● **Dataset entries**:

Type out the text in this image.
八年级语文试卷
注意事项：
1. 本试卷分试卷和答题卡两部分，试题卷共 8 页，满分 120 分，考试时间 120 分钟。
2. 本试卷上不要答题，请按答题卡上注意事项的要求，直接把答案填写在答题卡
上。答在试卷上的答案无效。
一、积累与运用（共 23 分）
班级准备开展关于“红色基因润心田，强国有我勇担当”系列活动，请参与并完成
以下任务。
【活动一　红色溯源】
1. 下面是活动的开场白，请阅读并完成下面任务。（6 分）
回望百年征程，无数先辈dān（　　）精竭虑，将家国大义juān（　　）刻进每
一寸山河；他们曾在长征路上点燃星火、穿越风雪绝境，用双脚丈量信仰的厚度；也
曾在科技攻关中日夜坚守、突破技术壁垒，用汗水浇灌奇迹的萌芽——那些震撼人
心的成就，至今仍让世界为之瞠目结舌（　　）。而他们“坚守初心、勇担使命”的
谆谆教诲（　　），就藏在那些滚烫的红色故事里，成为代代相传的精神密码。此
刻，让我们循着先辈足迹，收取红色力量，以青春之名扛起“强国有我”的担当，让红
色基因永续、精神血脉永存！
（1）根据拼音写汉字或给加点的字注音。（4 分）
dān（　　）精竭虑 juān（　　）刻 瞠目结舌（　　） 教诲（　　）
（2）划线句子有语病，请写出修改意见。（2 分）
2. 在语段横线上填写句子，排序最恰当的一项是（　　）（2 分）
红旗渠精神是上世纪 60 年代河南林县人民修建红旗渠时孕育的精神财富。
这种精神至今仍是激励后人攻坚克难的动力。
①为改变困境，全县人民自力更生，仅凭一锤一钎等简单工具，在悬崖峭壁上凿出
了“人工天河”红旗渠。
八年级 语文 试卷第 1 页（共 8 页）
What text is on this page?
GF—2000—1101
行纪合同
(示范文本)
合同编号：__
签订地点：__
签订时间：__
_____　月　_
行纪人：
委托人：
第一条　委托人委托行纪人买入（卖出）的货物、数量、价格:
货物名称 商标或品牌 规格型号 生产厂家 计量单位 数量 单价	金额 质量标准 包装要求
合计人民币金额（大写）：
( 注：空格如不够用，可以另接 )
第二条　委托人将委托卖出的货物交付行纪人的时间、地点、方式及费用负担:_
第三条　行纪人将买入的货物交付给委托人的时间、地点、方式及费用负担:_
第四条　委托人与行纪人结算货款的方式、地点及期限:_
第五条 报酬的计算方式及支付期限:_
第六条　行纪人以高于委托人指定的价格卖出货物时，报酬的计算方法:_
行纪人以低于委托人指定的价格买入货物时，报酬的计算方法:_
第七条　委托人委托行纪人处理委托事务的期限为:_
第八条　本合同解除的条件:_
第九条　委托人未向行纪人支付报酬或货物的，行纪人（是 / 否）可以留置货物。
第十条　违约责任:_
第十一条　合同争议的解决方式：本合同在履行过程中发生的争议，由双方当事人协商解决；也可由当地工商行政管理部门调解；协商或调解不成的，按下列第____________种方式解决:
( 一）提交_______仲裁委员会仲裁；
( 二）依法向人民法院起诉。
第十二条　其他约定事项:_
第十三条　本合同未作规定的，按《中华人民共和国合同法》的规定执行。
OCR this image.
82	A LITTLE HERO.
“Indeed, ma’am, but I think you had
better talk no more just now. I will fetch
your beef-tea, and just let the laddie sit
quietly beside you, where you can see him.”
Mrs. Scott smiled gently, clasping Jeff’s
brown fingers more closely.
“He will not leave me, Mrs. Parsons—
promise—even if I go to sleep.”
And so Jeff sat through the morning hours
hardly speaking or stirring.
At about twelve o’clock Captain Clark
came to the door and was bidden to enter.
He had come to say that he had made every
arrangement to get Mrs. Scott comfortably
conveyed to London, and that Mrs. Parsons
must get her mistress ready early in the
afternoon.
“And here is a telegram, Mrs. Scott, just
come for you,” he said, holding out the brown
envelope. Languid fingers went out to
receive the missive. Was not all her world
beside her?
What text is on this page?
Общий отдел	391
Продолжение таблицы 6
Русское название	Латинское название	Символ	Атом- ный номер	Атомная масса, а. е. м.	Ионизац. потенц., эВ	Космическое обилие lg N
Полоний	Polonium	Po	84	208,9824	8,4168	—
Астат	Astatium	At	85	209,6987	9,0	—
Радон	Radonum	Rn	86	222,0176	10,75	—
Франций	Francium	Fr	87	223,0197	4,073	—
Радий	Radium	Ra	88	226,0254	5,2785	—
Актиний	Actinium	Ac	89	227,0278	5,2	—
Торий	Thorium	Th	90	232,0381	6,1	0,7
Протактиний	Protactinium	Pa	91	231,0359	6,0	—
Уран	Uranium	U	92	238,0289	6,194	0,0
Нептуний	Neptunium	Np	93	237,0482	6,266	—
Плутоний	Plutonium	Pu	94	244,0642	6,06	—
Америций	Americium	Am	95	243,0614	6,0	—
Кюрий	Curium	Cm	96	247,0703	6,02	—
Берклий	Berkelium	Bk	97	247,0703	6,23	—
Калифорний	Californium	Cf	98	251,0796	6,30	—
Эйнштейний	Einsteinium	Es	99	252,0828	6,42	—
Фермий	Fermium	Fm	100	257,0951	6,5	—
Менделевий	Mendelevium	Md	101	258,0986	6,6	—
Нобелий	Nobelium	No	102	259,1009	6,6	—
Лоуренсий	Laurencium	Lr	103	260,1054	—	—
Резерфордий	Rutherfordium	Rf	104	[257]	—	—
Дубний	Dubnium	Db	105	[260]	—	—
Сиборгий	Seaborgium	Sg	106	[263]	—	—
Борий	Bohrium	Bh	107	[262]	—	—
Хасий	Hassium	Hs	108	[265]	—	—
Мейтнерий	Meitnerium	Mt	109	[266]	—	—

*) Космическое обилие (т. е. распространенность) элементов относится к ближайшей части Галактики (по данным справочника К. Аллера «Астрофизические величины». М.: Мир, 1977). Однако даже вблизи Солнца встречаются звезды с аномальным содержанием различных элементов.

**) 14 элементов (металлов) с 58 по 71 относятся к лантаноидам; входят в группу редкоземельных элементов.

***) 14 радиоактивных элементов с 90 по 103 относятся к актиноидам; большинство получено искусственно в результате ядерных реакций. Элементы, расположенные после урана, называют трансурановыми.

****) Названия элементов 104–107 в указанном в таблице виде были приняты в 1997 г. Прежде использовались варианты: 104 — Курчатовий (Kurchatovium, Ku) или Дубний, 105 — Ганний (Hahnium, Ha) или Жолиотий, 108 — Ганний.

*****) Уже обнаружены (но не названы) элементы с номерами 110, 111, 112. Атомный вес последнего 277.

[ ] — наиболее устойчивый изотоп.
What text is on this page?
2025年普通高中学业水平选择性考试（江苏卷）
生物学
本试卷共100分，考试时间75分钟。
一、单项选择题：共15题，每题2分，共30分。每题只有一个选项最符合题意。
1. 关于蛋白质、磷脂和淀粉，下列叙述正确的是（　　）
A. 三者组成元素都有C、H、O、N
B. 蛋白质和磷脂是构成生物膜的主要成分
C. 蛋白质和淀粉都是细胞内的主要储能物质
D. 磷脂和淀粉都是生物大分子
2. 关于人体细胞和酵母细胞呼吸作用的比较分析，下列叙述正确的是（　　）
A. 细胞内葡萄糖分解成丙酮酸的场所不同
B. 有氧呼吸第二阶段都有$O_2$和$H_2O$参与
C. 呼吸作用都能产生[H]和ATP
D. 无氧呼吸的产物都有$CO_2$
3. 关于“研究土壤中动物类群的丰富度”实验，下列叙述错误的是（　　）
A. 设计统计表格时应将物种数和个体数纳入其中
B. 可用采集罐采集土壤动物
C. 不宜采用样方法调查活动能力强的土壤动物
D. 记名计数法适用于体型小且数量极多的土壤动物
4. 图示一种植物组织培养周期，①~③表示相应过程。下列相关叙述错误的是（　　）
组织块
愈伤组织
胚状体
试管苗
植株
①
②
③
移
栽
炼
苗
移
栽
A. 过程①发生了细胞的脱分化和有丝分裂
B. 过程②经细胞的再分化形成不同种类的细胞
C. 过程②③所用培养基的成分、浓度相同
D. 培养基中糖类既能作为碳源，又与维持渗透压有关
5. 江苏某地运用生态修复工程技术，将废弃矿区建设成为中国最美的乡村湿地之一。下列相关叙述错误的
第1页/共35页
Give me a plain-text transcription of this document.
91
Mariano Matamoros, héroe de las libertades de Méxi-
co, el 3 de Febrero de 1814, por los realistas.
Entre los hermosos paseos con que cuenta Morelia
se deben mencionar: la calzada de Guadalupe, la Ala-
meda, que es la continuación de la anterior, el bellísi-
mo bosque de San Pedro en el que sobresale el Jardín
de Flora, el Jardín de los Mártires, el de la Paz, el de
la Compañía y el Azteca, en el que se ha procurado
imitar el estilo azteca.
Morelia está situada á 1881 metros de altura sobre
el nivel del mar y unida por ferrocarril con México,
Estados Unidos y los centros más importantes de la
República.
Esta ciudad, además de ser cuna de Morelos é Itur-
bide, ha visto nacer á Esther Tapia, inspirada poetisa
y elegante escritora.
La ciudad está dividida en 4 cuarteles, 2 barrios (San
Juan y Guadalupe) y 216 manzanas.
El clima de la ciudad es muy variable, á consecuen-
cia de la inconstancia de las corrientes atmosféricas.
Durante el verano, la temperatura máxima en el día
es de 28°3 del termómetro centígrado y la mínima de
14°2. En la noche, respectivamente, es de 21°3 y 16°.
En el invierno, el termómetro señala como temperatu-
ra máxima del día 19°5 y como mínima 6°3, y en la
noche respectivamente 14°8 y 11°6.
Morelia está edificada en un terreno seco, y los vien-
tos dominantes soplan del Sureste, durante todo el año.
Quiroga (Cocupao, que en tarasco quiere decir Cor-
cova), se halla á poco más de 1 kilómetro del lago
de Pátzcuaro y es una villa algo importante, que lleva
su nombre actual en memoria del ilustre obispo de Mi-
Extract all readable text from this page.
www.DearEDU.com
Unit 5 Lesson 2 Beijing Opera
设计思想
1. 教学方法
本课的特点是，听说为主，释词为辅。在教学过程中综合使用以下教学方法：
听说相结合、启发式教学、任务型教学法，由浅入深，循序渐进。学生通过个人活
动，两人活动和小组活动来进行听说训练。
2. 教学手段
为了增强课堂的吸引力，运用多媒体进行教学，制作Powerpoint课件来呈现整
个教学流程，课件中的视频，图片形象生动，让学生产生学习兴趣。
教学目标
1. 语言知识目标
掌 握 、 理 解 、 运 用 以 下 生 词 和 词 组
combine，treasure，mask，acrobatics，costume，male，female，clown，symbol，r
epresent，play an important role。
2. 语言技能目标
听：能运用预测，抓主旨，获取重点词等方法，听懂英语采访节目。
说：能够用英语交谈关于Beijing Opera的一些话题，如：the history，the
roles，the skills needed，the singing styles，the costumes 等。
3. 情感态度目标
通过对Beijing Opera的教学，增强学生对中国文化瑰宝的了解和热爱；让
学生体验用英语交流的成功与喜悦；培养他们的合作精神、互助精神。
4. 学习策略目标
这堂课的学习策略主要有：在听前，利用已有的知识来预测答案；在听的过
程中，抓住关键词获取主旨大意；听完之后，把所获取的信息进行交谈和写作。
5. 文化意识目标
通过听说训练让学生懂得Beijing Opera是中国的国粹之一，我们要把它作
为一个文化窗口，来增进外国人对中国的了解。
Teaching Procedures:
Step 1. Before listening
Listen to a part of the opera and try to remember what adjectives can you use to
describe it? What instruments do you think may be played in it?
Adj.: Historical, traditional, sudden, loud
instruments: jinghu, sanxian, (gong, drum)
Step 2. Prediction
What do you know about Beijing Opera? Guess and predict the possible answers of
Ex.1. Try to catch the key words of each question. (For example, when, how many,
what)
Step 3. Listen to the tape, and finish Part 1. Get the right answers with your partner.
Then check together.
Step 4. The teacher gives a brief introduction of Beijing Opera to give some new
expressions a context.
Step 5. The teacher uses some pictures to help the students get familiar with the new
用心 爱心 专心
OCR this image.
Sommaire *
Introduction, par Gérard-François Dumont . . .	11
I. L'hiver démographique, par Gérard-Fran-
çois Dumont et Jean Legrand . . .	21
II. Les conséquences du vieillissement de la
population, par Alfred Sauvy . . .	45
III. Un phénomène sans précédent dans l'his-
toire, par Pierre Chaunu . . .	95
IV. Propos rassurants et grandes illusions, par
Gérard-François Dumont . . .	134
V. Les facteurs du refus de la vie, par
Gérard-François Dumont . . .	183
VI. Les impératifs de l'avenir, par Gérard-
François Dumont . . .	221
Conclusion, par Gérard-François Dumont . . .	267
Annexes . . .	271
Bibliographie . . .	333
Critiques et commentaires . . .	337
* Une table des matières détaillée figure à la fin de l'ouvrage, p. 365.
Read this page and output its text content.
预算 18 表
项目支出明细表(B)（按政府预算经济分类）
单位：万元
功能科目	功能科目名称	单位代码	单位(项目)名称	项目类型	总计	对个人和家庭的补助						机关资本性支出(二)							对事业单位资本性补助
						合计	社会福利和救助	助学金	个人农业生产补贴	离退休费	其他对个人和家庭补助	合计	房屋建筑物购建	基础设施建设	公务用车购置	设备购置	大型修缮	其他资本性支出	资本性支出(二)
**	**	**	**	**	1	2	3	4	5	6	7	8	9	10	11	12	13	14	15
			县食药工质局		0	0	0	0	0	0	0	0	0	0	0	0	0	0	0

● **Task directions**: Search the records for the word "máxima" and copy every line where it occurs.

● **Response**:
Durante el verano, la temperatura máxima en el día
ra máxima del día 19°5 y como mínima 6°3, y en la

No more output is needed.